[begin SUPPLIED INFORMATION]

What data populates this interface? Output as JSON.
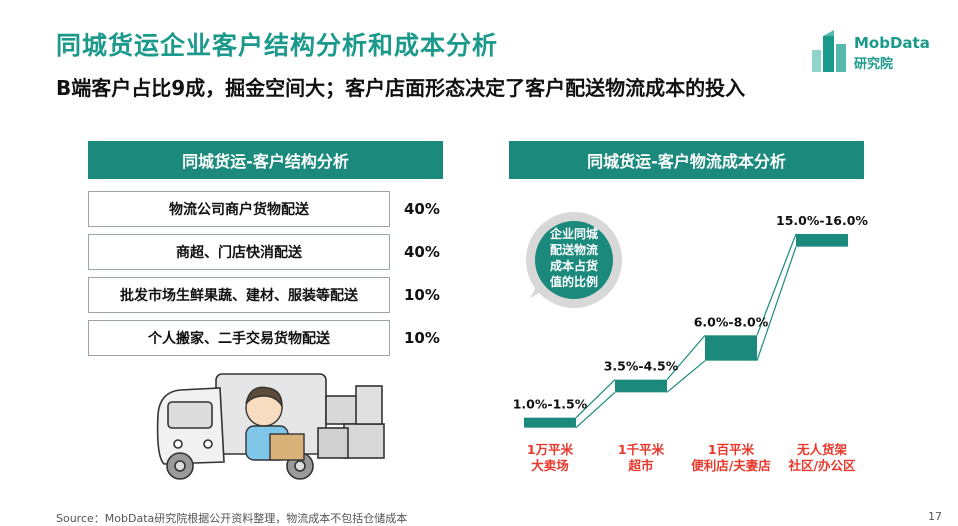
{
  "title": "同城货运企业客户结构分析和成本分析",
  "subtitle": "B端客户占比9成，掘金空间大；客户店面形态决定了客户配送物流成本的投入",
  "logo": {
    "line1": "MobData",
    "line2": "研究院"
  },
  "left_panel": {
    "header": "同城货运-客户结构分析",
    "rows": [
      {
        "label": "物流公司商户货物配送",
        "value": "40%"
      },
      {
        "label": "商超、门店快消配送",
        "value": "40%"
      },
      {
        "label": "批发市场生鲜果蔬、建材、服装等配送",
        "value": "10%"
      },
      {
        "label": "个人搬家、二手交易货物配送",
        "value": "10%"
      }
    ]
  },
  "right_panel": {
    "header": "同城货运-客户物流成本分析"
  },
  "chart_data": {
    "type": "bar",
    "title": "同城货运-客户物流成本分析",
    "callout": [
      "企业同城",
      "配送物流",
      "成本占货",
      "值的比例"
    ],
    "categories": [
      [
        "1万平米",
        "大卖场"
      ],
      [
        "1千平米",
        "超市"
      ],
      [
        "1百平米",
        "便利店/夫妻店"
      ],
      [
        "无人货架",
        "社区/办公区"
      ]
    ],
    "ranges": [
      [
        1.0,
        1.5
      ],
      [
        3.5,
        4.5
      ],
      [
        6.0,
        8.0
      ],
      [
        15.0,
        16.0
      ]
    ],
    "labels": [
      "1.0%-1.5%",
      "3.5%-4.5%",
      "6.0%-8.0%",
      "15.0%-16.0%"
    ],
    "colors": {
      "bar": "#1b8a7c",
      "category": "#e8382c"
    }
  },
  "source": "Source：MobData研究院根据公开资料整理，物流成本不包括仓储成本",
  "page_number": "17",
  "colors": {
    "accent": "#1b9a8c",
    "header": "#1b8a7c"
  }
}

[end SUPPLIED INFORMATION]

__WHAT THIS TASK INVOLVES__: Quote the full listing above word for word; exclude every picture from the copy.

__COMPLETE RESPONSE__:
What data populates this interface? Output as JSON.
{
  "title": "同城货运企业客户结构分析和成本分析",
  "subtitle": "B端客户占比9成，掘金空间大；客户店面形态决定了客户配送物流成本的投入",
  "logo": {
    "line1": "MobData",
    "line2": "研究院"
  },
  "left_panel": {
    "header": "同城货运-客户结构分析",
    "rows": [
      {
        "label": "物流公司商户货物配送",
        "value": "40%"
      },
      {
        "label": "商超、门店快消配送",
        "value": "40%"
      },
      {
        "label": "批发市场生鲜果蔬、建材、服装等配送",
        "value": "10%"
      },
      {
        "label": "个人搬家、二手交易货物配送",
        "value": "10%"
      }
    ]
  },
  "right_panel": {
    "header": "同城货运-客户物流成本分析"
  },
  "chart_data": {
    "type": "bar",
    "title": "同城货运-客户物流成本分析",
    "callout": [
      "企业同城",
      "配送物流",
      "成本占货",
      "值的比例"
    ],
    "categories": [
      [
        "1万平米",
        "大卖场"
      ],
      [
        "1千平米",
        "超市"
      ],
      [
        "1百平米",
        "便利店/夫妻店"
      ],
      [
        "无人货架",
        "社区/办公区"
      ]
    ],
    "ranges": [
      [
        1.0,
        1.5
      ],
      [
        3.5,
        4.5
      ],
      [
        6.0,
        8.0
      ],
      [
        15.0,
        16.0
      ]
    ],
    "labels": [
      "1.0%-1.5%",
      "3.5%-4.5%",
      "6.0%-8.0%",
      "15.0%-16.0%"
    ],
    "colors": {
      "bar": "#1b8a7c",
      "category": "#e8382c"
    }
  },
  "source": "Source：MobData研究院根据公开资料整理，物流成本不包括仓储成本",
  "page_number": "17",
  "colors": {
    "accent": "#1b9a8c",
    "header": "#1b8a7c"
  }
}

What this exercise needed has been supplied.